» **Aim of the task**
Show all lines holding the string "desc".
***** Data section *****
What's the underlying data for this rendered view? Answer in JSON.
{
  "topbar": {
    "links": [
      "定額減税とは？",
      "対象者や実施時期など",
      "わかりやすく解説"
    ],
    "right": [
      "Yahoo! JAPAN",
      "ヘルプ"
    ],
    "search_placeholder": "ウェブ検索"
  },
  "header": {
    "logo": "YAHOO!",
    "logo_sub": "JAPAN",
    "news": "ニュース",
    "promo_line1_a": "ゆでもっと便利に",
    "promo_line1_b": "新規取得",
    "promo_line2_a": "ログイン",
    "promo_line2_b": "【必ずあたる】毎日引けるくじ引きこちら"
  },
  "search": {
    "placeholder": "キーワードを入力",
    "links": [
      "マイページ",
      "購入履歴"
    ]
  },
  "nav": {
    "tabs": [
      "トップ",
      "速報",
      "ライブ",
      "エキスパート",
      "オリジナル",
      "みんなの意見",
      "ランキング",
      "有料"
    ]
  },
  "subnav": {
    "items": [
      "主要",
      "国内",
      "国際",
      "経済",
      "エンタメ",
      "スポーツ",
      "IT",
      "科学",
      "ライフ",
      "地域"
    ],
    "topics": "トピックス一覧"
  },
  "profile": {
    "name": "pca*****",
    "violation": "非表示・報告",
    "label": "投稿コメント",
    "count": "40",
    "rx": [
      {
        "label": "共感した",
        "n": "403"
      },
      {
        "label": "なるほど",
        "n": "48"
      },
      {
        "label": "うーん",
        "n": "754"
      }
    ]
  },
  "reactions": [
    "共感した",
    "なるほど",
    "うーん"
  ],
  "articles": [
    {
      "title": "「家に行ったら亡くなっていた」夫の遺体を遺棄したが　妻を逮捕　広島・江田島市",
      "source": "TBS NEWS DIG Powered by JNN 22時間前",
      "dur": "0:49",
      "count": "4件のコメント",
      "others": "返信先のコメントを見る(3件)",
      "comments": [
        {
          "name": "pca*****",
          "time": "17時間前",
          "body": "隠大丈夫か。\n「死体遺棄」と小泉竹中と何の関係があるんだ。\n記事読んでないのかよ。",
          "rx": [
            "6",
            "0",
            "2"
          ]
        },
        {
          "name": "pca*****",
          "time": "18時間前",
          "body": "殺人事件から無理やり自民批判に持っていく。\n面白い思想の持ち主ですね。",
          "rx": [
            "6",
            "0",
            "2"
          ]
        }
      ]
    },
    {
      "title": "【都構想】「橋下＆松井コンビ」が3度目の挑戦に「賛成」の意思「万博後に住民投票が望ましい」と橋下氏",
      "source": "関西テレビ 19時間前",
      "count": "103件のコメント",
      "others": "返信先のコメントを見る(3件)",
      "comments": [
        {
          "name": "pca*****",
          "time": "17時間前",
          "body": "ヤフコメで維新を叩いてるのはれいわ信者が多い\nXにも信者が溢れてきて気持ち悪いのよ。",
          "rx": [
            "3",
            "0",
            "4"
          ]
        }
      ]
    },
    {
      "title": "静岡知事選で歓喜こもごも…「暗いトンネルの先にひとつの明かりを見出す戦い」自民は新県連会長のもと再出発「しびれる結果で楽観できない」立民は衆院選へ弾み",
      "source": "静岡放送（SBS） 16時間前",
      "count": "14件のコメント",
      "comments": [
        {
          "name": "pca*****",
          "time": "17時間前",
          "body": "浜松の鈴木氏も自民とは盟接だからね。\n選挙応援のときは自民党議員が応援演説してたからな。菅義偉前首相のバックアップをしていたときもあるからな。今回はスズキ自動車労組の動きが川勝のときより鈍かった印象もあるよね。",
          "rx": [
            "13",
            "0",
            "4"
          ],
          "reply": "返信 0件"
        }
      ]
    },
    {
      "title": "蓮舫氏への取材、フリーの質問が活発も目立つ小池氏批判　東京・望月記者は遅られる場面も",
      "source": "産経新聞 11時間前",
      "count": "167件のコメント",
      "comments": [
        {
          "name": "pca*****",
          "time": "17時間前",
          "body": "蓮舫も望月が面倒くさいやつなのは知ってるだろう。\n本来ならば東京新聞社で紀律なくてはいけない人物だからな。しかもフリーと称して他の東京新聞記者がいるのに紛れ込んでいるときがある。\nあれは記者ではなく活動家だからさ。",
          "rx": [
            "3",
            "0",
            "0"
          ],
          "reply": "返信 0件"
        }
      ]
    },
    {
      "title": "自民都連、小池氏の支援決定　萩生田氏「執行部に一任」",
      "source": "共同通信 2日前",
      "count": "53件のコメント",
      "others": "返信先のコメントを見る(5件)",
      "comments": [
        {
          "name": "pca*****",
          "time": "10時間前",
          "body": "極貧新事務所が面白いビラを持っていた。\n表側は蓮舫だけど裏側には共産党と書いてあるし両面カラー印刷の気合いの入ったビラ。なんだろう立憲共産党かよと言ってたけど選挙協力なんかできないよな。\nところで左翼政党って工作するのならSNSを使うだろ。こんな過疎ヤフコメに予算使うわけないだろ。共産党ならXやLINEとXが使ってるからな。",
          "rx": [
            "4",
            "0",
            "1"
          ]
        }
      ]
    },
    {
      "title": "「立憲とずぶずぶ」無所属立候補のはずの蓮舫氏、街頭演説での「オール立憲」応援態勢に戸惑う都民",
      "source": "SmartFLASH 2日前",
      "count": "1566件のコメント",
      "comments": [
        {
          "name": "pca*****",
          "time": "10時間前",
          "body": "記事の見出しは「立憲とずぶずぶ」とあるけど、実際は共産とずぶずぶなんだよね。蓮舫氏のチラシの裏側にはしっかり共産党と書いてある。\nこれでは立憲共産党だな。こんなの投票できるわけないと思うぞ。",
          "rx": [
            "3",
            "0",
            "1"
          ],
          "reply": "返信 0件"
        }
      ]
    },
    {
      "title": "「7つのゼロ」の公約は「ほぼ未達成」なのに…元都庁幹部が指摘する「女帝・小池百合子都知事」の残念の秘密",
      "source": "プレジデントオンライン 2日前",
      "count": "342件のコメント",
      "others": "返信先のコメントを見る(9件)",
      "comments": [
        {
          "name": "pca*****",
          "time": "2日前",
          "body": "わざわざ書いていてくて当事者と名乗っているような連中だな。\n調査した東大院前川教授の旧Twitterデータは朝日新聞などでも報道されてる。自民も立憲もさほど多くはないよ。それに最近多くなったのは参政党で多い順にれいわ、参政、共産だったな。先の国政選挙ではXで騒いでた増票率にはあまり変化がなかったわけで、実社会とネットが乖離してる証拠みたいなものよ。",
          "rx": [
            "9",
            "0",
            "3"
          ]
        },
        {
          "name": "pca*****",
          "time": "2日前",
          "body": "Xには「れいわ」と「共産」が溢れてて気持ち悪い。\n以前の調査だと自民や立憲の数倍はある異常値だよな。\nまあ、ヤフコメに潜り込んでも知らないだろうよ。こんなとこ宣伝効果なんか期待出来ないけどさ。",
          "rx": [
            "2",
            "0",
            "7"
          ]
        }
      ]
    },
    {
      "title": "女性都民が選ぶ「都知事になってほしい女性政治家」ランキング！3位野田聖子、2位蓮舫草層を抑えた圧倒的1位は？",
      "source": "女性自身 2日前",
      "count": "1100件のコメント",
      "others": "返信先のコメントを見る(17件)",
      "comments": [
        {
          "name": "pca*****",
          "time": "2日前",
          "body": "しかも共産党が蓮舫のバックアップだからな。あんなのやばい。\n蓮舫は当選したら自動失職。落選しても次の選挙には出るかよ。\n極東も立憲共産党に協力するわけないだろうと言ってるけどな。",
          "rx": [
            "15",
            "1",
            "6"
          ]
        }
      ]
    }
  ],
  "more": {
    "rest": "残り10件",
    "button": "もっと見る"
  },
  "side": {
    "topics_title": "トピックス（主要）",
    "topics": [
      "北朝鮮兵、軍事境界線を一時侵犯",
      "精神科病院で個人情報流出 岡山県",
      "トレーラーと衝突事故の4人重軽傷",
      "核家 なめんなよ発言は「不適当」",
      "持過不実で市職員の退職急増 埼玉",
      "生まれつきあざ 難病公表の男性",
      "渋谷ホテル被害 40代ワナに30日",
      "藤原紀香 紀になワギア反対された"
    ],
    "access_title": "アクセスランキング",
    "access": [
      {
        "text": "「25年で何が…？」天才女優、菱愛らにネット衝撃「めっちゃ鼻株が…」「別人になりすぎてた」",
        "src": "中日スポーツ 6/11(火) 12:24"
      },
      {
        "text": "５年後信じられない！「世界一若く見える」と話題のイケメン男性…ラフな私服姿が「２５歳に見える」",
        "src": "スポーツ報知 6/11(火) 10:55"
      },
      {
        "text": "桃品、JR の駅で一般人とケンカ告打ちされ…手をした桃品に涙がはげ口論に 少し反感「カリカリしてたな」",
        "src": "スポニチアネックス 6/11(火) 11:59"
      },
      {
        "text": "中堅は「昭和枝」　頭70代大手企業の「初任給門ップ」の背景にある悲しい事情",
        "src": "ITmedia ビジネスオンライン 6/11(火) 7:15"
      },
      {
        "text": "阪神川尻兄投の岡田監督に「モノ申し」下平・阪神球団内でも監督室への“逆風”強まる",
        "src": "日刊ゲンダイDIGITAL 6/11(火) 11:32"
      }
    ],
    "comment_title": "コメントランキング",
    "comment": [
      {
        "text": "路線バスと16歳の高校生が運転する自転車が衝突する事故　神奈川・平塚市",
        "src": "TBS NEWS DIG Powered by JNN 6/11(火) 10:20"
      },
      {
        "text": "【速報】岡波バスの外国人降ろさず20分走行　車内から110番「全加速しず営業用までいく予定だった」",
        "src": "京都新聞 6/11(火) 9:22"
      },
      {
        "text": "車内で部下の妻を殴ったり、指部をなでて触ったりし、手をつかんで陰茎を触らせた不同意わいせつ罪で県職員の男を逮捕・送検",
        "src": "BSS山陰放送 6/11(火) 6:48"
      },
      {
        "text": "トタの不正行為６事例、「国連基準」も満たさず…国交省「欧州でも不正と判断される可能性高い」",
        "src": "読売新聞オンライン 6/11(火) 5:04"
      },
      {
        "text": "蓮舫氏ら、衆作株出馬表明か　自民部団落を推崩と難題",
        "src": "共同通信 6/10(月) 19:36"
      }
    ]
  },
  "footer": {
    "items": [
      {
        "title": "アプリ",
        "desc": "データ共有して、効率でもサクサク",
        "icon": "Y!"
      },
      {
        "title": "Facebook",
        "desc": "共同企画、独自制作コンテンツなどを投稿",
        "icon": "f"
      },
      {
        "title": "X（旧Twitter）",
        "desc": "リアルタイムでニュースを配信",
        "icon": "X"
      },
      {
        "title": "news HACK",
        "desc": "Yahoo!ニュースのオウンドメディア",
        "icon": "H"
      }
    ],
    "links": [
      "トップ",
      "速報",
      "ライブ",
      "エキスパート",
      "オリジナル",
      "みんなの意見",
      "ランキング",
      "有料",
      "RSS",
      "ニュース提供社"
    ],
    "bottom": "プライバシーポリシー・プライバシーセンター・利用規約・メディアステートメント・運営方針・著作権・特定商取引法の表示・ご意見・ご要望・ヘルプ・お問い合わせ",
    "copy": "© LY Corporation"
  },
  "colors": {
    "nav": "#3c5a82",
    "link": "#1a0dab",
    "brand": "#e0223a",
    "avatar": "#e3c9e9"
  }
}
*****
» **Answer in full**
        "desc": "データ共有して、効率でもサクサク",
        "desc": "共同企画、独自制作コンテンツなどを投稿",
        "desc": "リアルタイムでニュースを配信",
        "desc": "Yahoo!ニュースのオウンドメディア",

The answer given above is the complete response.